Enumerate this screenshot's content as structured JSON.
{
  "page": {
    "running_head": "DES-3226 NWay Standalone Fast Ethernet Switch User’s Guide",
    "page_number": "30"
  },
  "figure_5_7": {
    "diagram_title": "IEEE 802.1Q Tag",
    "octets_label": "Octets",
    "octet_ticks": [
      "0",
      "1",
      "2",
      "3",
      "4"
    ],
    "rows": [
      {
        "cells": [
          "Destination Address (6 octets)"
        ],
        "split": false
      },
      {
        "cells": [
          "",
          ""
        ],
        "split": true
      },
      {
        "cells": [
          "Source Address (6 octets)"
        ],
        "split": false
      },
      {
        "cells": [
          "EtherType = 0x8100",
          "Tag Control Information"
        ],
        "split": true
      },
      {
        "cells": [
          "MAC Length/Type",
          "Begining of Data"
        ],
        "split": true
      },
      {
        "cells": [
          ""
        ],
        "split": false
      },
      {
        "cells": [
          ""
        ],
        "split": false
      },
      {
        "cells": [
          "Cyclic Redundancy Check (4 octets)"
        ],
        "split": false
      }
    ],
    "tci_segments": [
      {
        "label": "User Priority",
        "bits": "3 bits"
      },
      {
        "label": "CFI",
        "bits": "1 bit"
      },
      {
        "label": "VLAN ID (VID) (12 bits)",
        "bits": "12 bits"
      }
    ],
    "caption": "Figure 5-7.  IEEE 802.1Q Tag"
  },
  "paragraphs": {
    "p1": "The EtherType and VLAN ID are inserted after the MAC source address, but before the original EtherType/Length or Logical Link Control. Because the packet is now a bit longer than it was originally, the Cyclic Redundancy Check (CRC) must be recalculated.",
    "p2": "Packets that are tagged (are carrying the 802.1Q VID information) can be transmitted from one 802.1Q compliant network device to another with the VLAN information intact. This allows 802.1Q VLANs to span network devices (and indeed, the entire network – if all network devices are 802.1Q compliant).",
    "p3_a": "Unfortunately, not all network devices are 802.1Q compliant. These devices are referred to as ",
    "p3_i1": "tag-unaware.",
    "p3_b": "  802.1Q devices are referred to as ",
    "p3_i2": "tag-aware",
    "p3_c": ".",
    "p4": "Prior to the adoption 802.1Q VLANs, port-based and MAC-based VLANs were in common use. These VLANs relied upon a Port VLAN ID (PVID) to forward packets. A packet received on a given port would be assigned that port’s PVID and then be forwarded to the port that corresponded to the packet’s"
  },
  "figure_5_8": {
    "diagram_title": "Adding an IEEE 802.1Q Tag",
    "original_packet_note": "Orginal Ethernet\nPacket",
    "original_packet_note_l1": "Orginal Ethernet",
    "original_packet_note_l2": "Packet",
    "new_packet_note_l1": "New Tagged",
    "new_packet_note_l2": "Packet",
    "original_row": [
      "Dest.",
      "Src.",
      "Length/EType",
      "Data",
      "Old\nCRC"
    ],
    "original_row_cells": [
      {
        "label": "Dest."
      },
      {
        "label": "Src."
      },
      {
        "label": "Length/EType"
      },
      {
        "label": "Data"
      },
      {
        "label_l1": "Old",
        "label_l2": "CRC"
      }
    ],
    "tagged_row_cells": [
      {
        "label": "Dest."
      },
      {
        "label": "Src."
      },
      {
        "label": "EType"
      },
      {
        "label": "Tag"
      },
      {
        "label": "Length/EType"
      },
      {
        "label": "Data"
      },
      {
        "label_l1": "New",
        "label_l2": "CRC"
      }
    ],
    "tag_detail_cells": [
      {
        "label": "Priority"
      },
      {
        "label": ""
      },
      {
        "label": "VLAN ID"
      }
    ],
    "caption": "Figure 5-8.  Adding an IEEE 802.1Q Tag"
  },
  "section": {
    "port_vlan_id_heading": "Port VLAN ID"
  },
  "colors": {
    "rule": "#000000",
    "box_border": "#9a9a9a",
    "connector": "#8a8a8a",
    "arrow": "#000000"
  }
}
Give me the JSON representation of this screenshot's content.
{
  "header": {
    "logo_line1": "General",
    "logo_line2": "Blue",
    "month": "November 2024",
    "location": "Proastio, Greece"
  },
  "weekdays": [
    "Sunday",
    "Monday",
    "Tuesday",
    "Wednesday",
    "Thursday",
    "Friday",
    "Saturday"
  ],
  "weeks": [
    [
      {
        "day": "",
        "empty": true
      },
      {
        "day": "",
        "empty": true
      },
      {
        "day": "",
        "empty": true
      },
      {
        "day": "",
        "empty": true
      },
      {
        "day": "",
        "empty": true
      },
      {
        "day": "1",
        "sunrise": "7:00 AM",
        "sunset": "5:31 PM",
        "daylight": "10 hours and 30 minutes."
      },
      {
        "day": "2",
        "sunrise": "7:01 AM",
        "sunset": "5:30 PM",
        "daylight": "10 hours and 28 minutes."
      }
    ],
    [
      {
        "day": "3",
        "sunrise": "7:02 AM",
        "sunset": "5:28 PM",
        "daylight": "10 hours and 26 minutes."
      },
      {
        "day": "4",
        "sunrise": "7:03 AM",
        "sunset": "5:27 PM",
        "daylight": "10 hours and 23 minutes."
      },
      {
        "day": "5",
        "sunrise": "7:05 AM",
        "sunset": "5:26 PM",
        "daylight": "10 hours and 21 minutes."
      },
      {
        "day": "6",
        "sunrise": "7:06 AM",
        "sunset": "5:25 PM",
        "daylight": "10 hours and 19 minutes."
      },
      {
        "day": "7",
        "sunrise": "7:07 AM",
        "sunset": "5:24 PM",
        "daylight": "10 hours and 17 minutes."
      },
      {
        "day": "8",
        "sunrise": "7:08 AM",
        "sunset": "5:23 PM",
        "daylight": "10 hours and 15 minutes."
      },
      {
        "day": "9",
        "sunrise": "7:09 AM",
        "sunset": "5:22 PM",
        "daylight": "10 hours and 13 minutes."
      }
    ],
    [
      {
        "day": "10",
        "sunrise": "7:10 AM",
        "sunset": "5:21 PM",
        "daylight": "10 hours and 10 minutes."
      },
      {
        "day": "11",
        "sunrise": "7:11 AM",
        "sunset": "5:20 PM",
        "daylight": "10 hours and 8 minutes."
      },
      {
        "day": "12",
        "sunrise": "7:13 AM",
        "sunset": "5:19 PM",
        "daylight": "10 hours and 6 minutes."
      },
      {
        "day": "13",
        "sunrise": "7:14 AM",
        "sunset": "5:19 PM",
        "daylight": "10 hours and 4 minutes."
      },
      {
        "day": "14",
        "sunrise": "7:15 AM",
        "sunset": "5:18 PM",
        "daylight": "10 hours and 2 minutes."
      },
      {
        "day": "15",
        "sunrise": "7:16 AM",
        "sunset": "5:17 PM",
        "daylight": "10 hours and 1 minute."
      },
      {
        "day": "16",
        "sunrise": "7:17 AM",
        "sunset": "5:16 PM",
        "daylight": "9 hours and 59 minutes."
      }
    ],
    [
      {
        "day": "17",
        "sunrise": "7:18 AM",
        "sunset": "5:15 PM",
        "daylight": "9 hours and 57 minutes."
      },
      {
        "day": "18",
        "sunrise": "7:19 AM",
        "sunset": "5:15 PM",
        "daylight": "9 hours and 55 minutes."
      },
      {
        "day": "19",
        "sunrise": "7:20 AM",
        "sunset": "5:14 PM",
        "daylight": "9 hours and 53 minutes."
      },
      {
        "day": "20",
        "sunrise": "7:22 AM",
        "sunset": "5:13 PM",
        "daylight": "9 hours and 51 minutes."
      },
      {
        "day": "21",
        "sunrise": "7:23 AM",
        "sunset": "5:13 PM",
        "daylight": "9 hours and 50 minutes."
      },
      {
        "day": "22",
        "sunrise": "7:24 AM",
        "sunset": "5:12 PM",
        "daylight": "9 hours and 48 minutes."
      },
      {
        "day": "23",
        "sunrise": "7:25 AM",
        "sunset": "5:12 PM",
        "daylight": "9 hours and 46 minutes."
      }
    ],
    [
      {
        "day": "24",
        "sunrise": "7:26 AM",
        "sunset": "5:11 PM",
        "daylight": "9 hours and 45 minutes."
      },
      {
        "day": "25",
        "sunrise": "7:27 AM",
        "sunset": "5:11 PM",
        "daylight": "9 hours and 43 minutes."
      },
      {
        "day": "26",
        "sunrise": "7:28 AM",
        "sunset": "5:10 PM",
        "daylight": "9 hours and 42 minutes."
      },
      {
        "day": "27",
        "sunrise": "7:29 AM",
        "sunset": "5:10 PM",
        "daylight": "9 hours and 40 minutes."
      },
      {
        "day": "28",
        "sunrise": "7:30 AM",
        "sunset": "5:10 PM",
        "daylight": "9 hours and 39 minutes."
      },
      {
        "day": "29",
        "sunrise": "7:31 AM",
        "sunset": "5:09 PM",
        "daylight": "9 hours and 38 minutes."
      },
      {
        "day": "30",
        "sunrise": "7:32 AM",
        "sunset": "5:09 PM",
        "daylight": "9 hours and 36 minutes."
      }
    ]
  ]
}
_ _ _ _ _ _ _
| INSTRUCTIONS FOR THE TASK |
Report all lines of the material that contain the word "Redundancy".

| SOLUTION TO THIS PROBLEM |
          "Cyclic Redundancy Check (4 octets)"
    "p1": "The EtherType and VLAN ID are inserted after the MAC source address, but before the original EtherType/Length or Logical Link Control. Because the packet is now a bit longer than it was originally, the Cyclic Redundancy Check (CRC) must be recalculated.",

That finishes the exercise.